======== Data to process

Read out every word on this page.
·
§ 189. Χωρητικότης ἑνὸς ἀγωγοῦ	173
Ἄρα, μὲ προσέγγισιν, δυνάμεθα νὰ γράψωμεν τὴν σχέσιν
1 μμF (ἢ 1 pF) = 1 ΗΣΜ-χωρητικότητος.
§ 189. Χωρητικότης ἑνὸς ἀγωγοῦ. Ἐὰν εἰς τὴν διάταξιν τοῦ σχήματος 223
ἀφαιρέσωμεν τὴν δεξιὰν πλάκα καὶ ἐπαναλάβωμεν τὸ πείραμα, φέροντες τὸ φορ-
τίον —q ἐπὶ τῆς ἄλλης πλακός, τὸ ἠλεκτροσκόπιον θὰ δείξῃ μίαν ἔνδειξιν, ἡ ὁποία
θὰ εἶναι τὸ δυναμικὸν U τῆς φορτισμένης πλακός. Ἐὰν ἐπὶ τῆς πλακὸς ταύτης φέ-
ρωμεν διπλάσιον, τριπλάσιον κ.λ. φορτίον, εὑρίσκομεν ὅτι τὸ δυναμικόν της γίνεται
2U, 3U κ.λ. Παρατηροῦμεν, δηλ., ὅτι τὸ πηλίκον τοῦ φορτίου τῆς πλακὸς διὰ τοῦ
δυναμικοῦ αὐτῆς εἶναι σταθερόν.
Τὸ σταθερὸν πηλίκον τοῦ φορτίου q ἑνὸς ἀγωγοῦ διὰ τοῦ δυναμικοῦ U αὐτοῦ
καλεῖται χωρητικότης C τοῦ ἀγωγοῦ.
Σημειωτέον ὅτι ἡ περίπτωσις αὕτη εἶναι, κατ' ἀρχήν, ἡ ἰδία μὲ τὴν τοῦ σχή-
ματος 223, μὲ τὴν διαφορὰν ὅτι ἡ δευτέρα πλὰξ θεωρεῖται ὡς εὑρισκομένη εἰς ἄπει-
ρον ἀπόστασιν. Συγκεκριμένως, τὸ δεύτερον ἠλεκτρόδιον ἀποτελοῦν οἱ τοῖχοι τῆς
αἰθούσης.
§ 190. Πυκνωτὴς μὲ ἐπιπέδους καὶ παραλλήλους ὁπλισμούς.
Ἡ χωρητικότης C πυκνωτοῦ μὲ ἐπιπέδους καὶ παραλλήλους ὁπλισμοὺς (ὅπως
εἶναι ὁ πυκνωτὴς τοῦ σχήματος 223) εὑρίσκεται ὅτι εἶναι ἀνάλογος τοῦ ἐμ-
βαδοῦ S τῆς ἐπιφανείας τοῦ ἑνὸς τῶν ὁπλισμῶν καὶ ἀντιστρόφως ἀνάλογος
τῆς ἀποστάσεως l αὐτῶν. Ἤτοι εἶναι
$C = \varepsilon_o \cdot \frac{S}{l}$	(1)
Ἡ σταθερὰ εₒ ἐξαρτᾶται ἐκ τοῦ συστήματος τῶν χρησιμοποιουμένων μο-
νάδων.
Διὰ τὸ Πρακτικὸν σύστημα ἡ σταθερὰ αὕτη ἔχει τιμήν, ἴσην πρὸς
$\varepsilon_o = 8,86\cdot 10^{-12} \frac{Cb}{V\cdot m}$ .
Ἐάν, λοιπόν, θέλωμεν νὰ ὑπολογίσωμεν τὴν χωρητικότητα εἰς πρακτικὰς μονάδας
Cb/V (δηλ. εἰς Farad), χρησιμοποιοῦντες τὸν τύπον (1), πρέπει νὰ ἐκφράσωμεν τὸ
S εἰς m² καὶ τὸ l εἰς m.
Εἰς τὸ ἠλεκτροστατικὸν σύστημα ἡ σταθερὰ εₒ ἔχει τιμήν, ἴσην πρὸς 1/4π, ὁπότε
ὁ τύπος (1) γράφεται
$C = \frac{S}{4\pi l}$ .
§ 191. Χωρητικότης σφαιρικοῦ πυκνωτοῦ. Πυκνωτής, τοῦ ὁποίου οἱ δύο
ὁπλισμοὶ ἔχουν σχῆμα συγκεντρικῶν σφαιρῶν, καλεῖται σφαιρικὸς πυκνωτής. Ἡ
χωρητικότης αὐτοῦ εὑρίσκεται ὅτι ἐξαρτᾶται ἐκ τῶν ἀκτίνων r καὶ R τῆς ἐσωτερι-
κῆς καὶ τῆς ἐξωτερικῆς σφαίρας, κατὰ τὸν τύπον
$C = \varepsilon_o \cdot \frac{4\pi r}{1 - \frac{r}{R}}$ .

================
======== Data to process

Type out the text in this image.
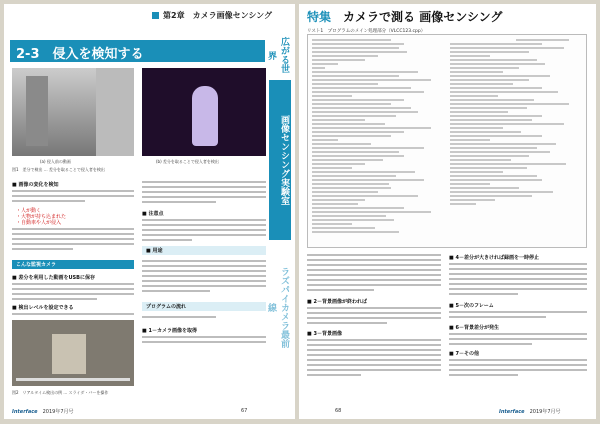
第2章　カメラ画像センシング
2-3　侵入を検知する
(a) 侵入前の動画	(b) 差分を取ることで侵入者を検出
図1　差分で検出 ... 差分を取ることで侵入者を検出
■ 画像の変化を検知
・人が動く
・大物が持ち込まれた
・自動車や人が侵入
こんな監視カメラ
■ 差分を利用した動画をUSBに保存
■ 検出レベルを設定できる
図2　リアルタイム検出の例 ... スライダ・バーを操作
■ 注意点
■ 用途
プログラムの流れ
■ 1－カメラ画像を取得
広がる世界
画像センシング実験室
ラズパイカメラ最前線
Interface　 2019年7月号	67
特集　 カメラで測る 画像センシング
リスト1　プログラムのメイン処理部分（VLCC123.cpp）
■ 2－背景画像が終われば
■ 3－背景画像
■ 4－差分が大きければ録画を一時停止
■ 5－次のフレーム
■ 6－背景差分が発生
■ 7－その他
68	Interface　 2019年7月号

================
======== Data to process

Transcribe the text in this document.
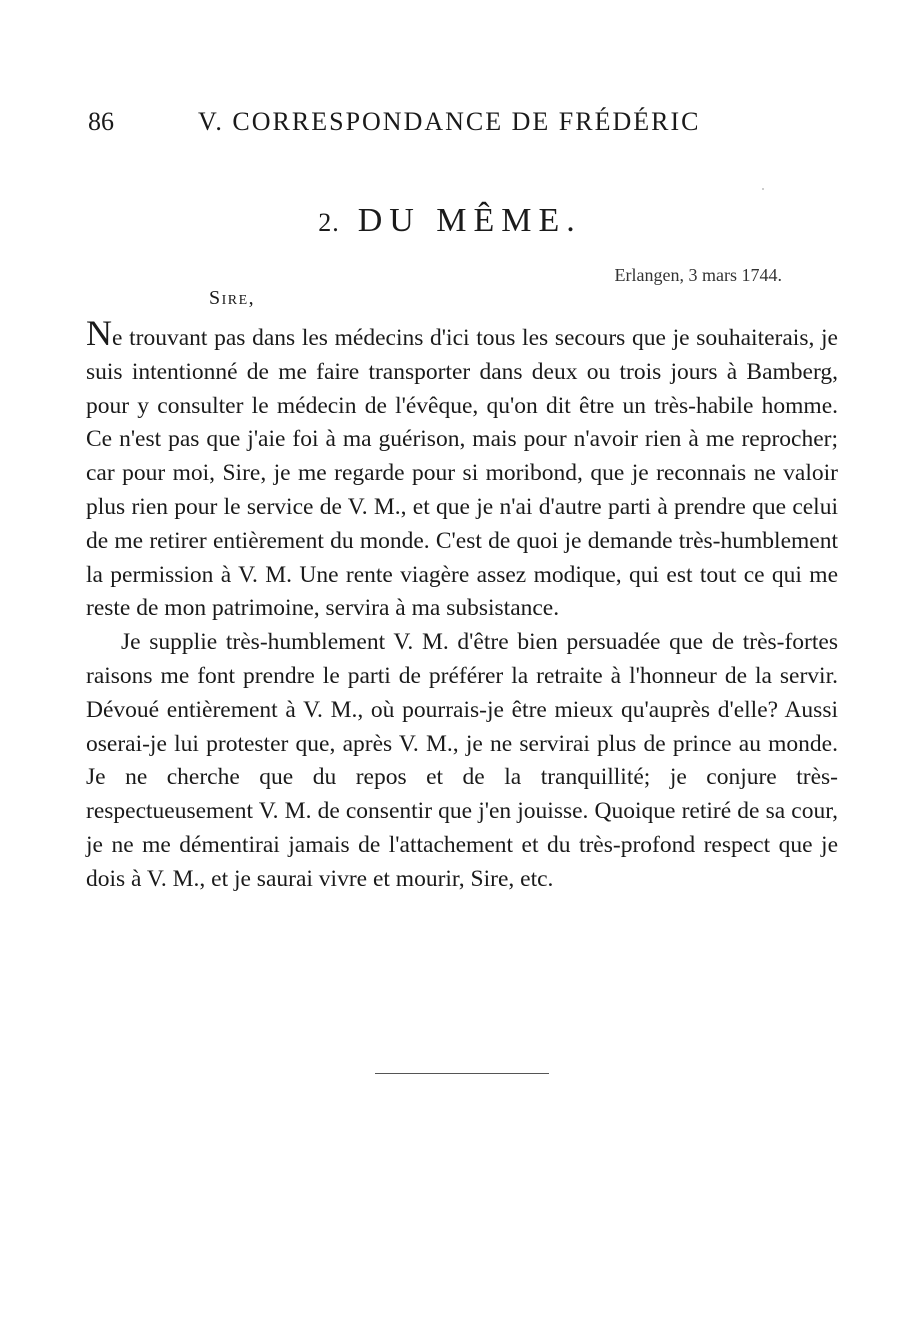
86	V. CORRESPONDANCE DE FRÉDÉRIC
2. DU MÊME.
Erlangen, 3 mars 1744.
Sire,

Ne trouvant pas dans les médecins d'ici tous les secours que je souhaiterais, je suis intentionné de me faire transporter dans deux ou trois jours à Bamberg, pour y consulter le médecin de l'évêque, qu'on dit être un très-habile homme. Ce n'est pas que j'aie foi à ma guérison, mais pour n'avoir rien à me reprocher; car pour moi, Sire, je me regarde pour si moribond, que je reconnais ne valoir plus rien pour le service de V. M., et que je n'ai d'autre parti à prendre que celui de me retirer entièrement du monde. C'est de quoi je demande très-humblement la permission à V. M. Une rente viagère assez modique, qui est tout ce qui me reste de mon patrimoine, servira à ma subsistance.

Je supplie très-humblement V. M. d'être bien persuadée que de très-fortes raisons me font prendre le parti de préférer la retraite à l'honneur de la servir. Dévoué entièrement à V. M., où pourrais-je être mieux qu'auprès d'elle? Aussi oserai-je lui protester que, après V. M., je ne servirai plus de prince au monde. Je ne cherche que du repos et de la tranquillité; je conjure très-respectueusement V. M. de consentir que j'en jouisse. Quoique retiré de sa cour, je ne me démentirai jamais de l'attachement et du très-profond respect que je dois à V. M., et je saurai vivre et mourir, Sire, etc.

================

*To do*. Look through the listing and extract every line with "καλεῖται" in it.

*Response*.
καλεῖται χωρητικότης C τοῦ ἀγωγοῦ.
ὁπλισμοὶ ἔχουν σχῆμα συγκεντρικῶν σφαιρῶν, καλεῖται σφαιρικὸς πυκνωτής. Ἡ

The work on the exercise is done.